Collected data entries:
******************************

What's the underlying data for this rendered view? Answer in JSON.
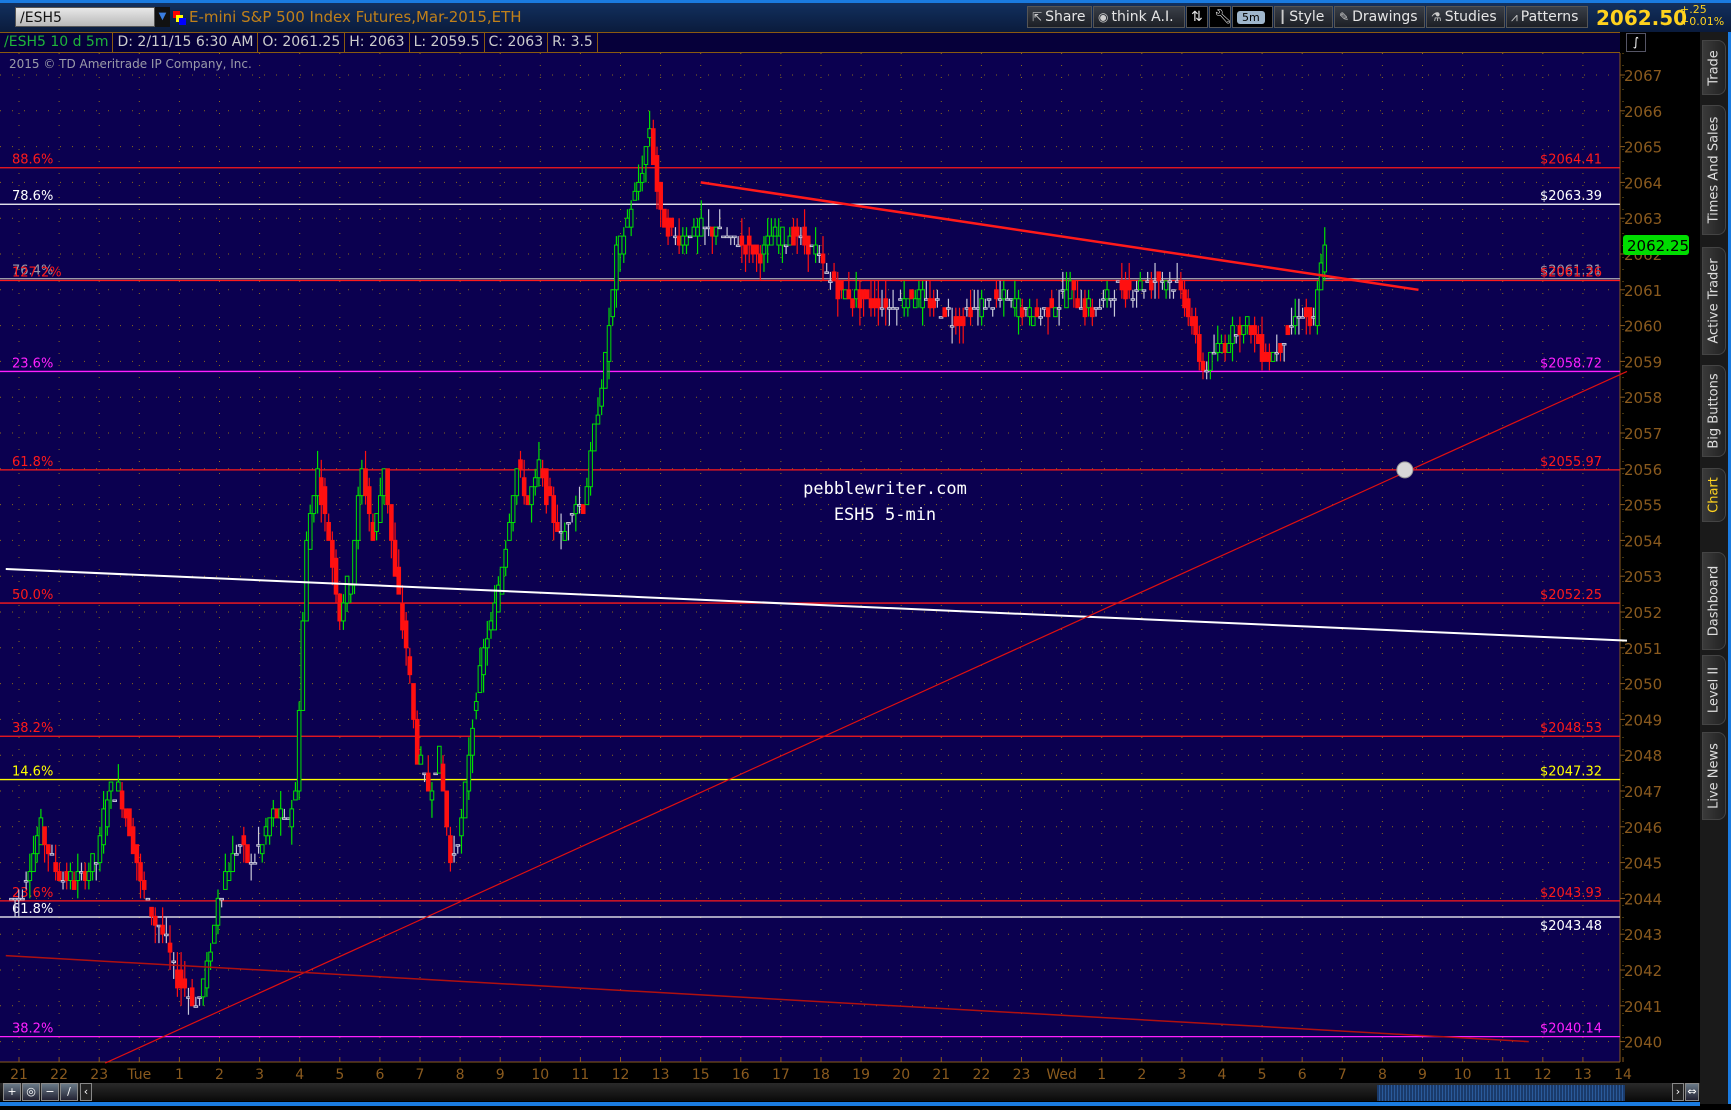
{
  "topbar": {
    "symbol": "/ESH5",
    "title": "E-mini S&P 500 Index Futures,Mar-2015,ETH",
    "buttons": {
      "share": "Share",
      "think_ai": "think A.I.",
      "timeframe": "5m",
      "style": "Style",
      "drawings": "Drawings",
      "studies": "Studies",
      "patterns": "Patterns"
    },
    "last_price": "2062.50",
    "change": "+.25",
    "change_pct": "+0.01%"
  },
  "header": {
    "chart_symbol": "/ESH5 10 d 5m",
    "date": "D: 2/11/15 6:30 AM",
    "open": "O: 2061.25",
    "high": "H: 2063",
    "low": "L: 2059.5",
    "close": "C: 2063",
    "range": "R: 3.5"
  },
  "copyright": "2015 © TD Ameritrade IP Company, Inc.",
  "watermark": {
    "line1": "pebblewriter.com",
    "line2": "ESH5 5-min"
  },
  "sidebar": {
    "tabs": [
      "Trade",
      "Times And Sales",
      "Active Trader",
      "Big Buttons",
      "Chart",
      "Dashboard",
      "Level II",
      "Live News"
    ],
    "active": "Chart"
  },
  "colors": {
    "background": "#0b0050",
    "up": "#00e000",
    "down": "#ff1010",
    "axis": "#8a5a1e",
    "grid": "#8a6a1a"
  },
  "chart_data": {
    "type": "candlestick",
    "price_range": [
      2039.4,
      2067.6
    ],
    "y_ticks": [
      2040,
      2041,
      2042,
      2043,
      2044,
      2045,
      2046,
      2047,
      2048,
      2049,
      2050,
      2051,
      2052,
      2053,
      2054,
      2055,
      2056,
      2057,
      2058,
      2059,
      2060,
      2061,
      2062,
      2063,
      2064,
      2065,
      2066,
      2067
    ],
    "x_tick_labels": [
      "21",
      "22",
      "23",
      "Tue",
      "1",
      "2",
      "3",
      "4",
      "5",
      "6",
      "7",
      "8",
      "9",
      "10",
      "11",
      "12",
      "13",
      "15",
      "16",
      "17",
      "18",
      "19",
      "20",
      "21",
      "22",
      "23",
      "Wed",
      "1",
      "2",
      "3",
      "4",
      "5",
      "6",
      "7",
      "8",
      "9",
      "10",
      "11",
      "12",
      "13",
      "14"
    ],
    "x_start_hour": -0.19,
    "x_step_hour": 0.276,
    "closes": [
      2044,
      2045,
      2046,
      2045,
      2044.5,
      2044.5,
      2044.7,
      2045,
      2047,
      2047,
      2046,
      2044.5,
      2043.5,
      2043,
      2042,
      2041.5,
      2041,
      2042,
      2044,
      2045,
      2045.5,
      2045,
      2045.5,
      2046.5,
      2046,
      2047,
      2054,
      2056,
      2054,
      2052,
      2053,
      2056,
      2054,
      2056,
      2053,
      2051,
      2048,
      2047,
      2048,
      2045,
      2046,
      2049,
      2051,
      2052,
      2054,
      2056,
      2055,
      2056,
      2055,
      2054,
      2055,
      2055,
      2057,
      2059,
      2062,
      2063,
      2064,
      2065.5,
      2063,
      2062.5,
      2062.5,
      2062.6,
      2062.7,
      2062.7,
      2062.4,
      2062.3,
      2062.2,
      2062,
      2062.4,
      2062.5,
      2062.5,
      2062.4,
      2062,
      2061.5,
      2061,
      2060.8,
      2060.7,
      2060.7,
      2060.6,
      2060.6,
      2060.8,
      2060.8,
      2060.6,
      2060.5,
      2060.3,
      2060.2,
      2060.4,
      2060.5,
      2060.7,
      2060.8,
      2060.6,
      2060.4,
      2060.3,
      2060.5,
      2060.7,
      2061,
      2060.6,
      2060.4,
      2060.7,
      2061,
      2061.1,
      2061,
      2061.2,
      2061.3,
      2061.2,
      2061,
      2060,
      2058.8,
      2059.2,
      2059.5,
      2060,
      2060,
      2059.5,
      2059,
      2059.5,
      2060,
      2060.5,
      2060,
      2062.5
    ],
    "current_price": {
      "value": 2062.25,
      "label": "2062.25"
    },
    "levels": [
      {
        "price": 2064.41,
        "color": "#ff1a1a",
        "left": "88.6%",
        "right": "$2064.41"
      },
      {
        "price": 2063.39,
        "color": "#ffffff",
        "left": "78.6%",
        "right": "$2063.39"
      },
      {
        "price": 2061.31,
        "color": "#9a9aa8",
        "left": "76.4%",
        "right": "$2061.31"
      },
      {
        "price": 2061.26,
        "color": "#ff1a1a",
        "left": "127.2%",
        "right": "$2061.26"
      },
      {
        "price": 2058.72,
        "color": "#ff20ff",
        "left": "23.6%",
        "right": "$2058.72"
      },
      {
        "price": 2055.97,
        "color": "#ff1a1a",
        "left": "61.8%",
        "right": "$2055.97"
      },
      {
        "price": 2052.25,
        "color": "#ff1a1a",
        "left": "50.0%",
        "right": "$2052.25"
      },
      {
        "price": 2048.53,
        "color": "#ff1a1a",
        "left": "38.2%",
        "right": "$2048.53"
      },
      {
        "price": 2047.32,
        "color": "#ffff00",
        "left": "14.6%",
        "right": "$2047.32"
      },
      {
        "price": 2043.93,
        "color": "#ff1a1a",
        "left": "23.6%",
        "right": "$2043.93"
      },
      {
        "price": 2043.48,
        "color": "#ffffff",
        "left": "61.8%",
        "right": "$2043.48"
      },
      {
        "price": 2040.14,
        "color": "#ff20ff",
        "left": "38.2%",
        "right": "$2040.14"
      }
    ],
    "trendlines": [
      {
        "name": "red-downtrend",
        "color": "#ff1a1a",
        "width": 2.5,
        "from": [
          17.0,
          2064.0
        ],
        "to": [
          34.9,
          2061.0
        ]
      },
      {
        "name": "white-trendline",
        "color": "#ffffff",
        "width": 2,
        "from": [
          -0.33,
          2053.2
        ],
        "to": [
          40.1,
          2051.2
        ]
      },
      {
        "name": "red-uptrend",
        "color": "#e01010",
        "width": 1.2,
        "from": [
          2.15,
          2039.4
        ],
        "to": [
          40.1,
          2058.72
        ]
      },
      {
        "name": "darkred-trendline",
        "color": "#b01010",
        "width": 1.5,
        "from": [
          -0.33,
          2042.4
        ],
        "to": [
          37.65,
          2040.0
        ]
      }
    ],
    "marker": {
      "hour": 34.56,
      "price": 2055.97
    }
  }
}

******************************

[REQUIRED WORK]
Gather each line that holds "left".

[EXERCISE ANSWER]
        "left": "88.6%",
        "left": "78.6%",
        "left": "76.4%",
        "left": "127.2%",
        "left": "23.6%",
        "left": "61.8%",
        "left": "50.0%",
        "left": "38.2%",
        "left": "14.6%",
        "left": "23.6%",
        "left": "61.8%",
        "left": "38.2%",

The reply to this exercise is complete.